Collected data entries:
>> begin
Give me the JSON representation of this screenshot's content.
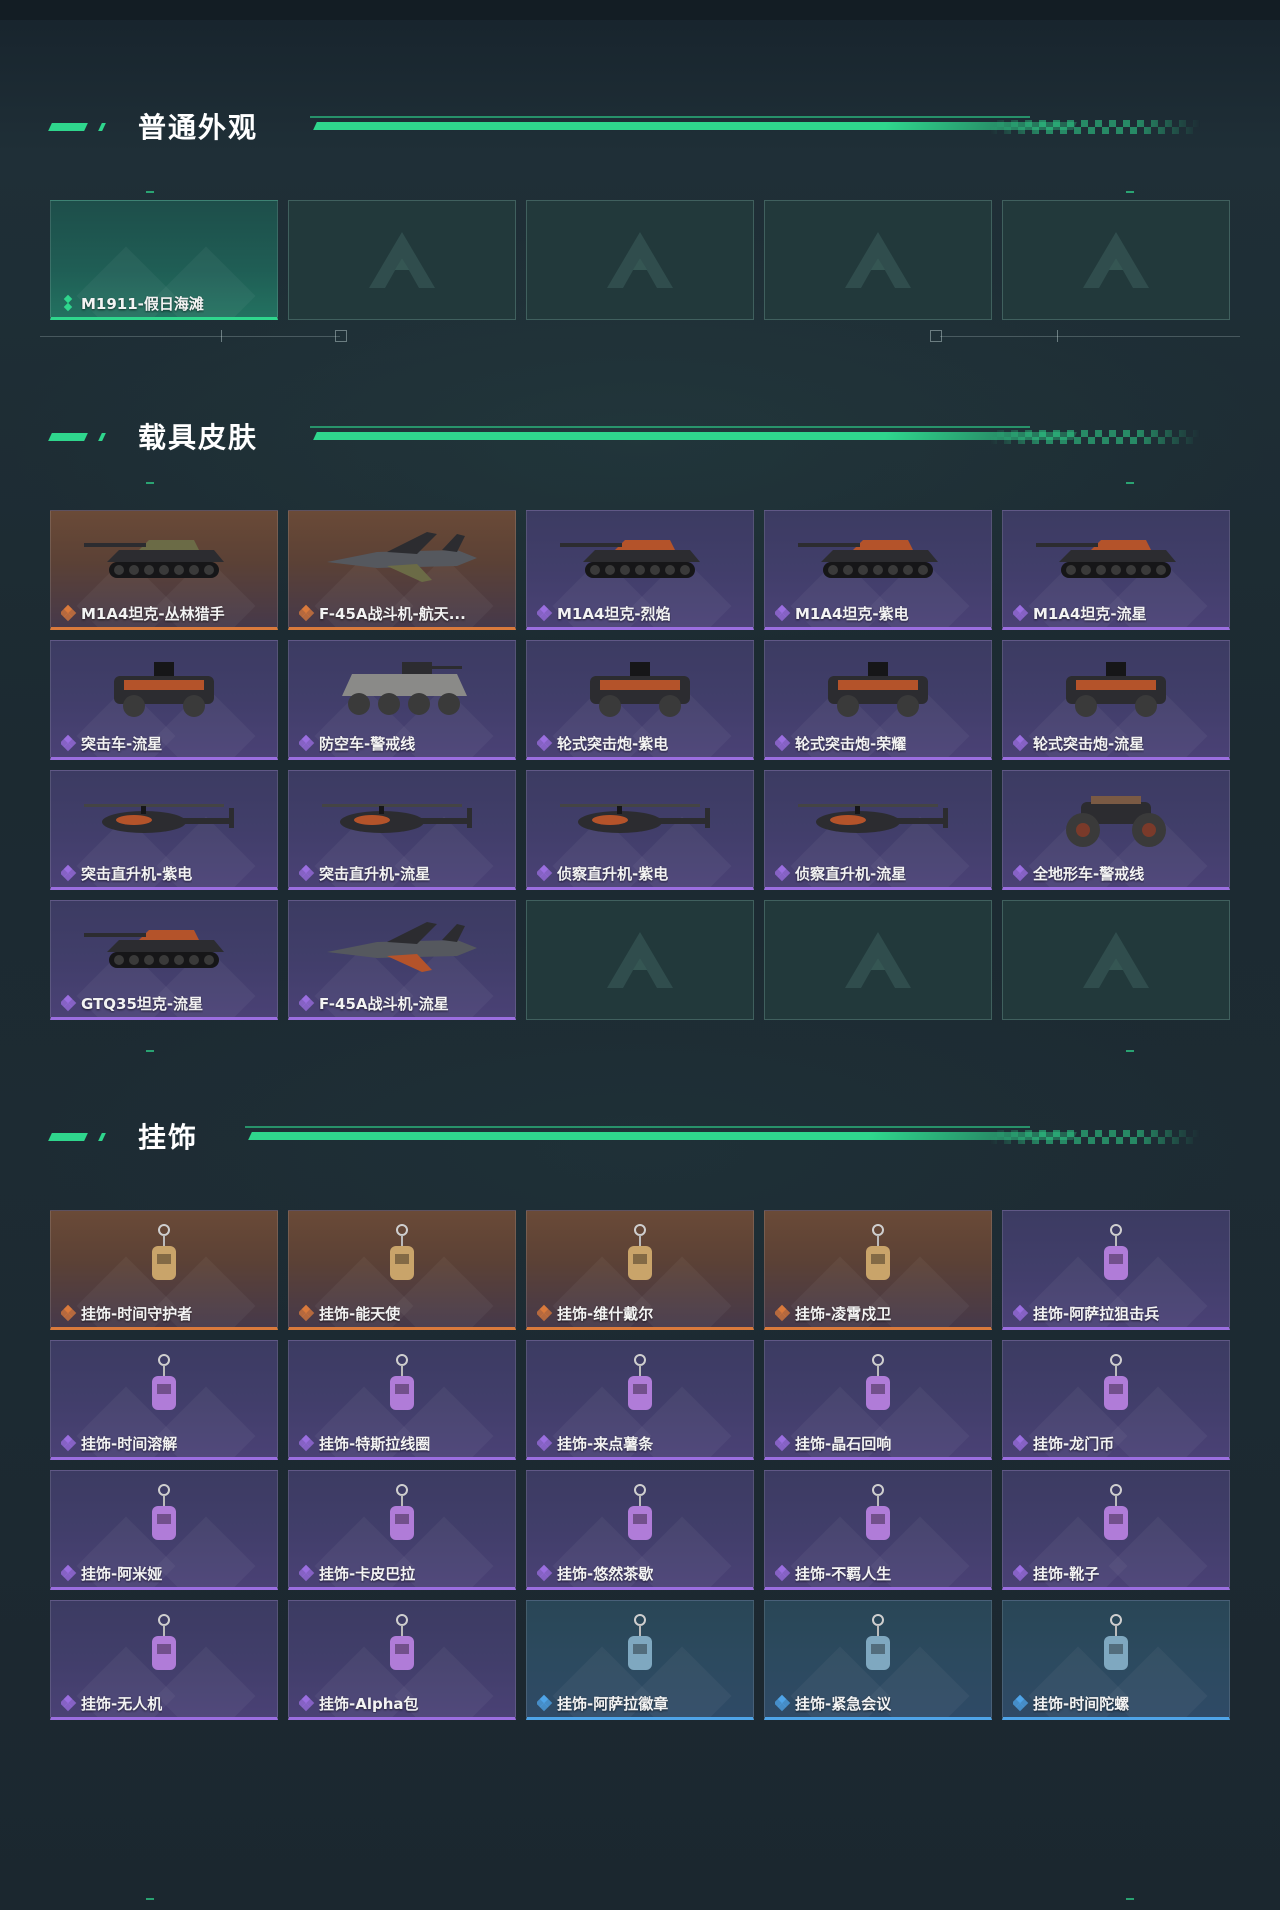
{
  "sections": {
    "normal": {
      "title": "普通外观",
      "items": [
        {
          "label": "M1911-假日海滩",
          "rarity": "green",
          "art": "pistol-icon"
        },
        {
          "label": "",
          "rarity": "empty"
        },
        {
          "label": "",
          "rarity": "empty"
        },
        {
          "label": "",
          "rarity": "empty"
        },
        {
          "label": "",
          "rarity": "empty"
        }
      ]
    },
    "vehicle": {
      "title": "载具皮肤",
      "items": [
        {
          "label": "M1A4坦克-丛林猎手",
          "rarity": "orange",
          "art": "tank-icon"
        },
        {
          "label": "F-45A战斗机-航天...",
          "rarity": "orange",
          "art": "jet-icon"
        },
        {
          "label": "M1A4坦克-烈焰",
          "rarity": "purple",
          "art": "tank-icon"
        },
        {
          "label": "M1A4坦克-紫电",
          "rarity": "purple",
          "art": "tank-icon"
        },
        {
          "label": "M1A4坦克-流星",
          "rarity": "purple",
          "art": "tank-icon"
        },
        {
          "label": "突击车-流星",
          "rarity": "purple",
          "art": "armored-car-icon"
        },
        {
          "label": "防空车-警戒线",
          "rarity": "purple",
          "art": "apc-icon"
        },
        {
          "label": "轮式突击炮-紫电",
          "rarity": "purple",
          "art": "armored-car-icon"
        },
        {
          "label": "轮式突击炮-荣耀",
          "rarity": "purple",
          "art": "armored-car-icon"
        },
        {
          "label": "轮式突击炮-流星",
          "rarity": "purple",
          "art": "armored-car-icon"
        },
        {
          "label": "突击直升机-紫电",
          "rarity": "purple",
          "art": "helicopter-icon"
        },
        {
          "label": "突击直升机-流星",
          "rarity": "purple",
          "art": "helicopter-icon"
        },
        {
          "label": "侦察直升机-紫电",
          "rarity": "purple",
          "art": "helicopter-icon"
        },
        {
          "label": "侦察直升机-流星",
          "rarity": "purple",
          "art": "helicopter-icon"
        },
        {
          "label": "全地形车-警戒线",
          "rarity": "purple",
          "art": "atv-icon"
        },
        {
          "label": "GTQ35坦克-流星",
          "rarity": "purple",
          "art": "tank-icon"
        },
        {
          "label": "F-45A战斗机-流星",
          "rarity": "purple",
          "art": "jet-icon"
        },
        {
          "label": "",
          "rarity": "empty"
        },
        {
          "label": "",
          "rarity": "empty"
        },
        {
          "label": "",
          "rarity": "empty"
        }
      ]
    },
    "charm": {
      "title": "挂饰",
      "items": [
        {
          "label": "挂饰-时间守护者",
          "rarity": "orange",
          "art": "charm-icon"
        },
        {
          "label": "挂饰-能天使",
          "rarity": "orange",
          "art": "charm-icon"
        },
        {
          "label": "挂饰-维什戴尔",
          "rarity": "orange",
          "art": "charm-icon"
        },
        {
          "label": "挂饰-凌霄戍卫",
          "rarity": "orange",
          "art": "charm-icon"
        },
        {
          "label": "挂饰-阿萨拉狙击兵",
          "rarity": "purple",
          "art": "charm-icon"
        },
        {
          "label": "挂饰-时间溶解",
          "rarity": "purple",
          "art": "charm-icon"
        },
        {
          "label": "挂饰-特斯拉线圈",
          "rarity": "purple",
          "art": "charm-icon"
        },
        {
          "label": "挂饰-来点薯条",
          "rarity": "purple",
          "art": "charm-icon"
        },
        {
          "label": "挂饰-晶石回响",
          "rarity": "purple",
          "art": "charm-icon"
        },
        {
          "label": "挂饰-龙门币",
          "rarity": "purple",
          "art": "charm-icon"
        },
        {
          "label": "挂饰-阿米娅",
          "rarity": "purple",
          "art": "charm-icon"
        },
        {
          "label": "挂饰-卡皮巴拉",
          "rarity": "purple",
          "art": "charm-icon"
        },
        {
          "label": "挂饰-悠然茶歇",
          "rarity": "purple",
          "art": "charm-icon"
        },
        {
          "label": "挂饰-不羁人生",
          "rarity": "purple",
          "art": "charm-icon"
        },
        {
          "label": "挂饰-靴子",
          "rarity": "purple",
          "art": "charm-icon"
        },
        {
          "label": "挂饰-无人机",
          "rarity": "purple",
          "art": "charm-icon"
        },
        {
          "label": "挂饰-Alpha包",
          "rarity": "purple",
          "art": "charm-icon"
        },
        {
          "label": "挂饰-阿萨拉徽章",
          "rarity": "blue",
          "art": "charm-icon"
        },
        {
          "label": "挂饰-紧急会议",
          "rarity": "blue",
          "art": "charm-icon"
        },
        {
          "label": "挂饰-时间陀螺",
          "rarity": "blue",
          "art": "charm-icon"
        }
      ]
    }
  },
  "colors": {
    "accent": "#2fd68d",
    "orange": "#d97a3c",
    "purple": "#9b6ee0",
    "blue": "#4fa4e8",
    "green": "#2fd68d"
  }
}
>> end
>> begin
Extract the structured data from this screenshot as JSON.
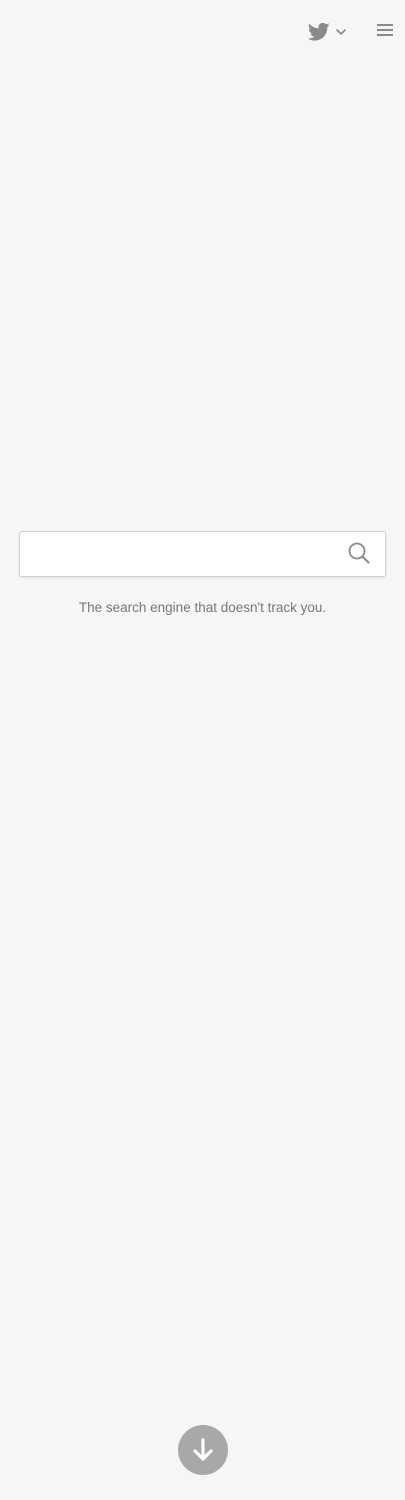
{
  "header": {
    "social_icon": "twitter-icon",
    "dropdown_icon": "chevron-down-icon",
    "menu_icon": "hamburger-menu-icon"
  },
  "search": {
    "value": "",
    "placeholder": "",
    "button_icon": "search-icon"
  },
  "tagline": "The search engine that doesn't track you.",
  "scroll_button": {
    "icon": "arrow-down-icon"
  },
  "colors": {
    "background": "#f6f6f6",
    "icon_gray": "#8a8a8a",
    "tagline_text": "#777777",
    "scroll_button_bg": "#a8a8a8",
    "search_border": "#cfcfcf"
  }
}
>> end
Required task:
Looking at the records above, work out how many lines include the string "this". Give the number and nothing else.

Final result:
2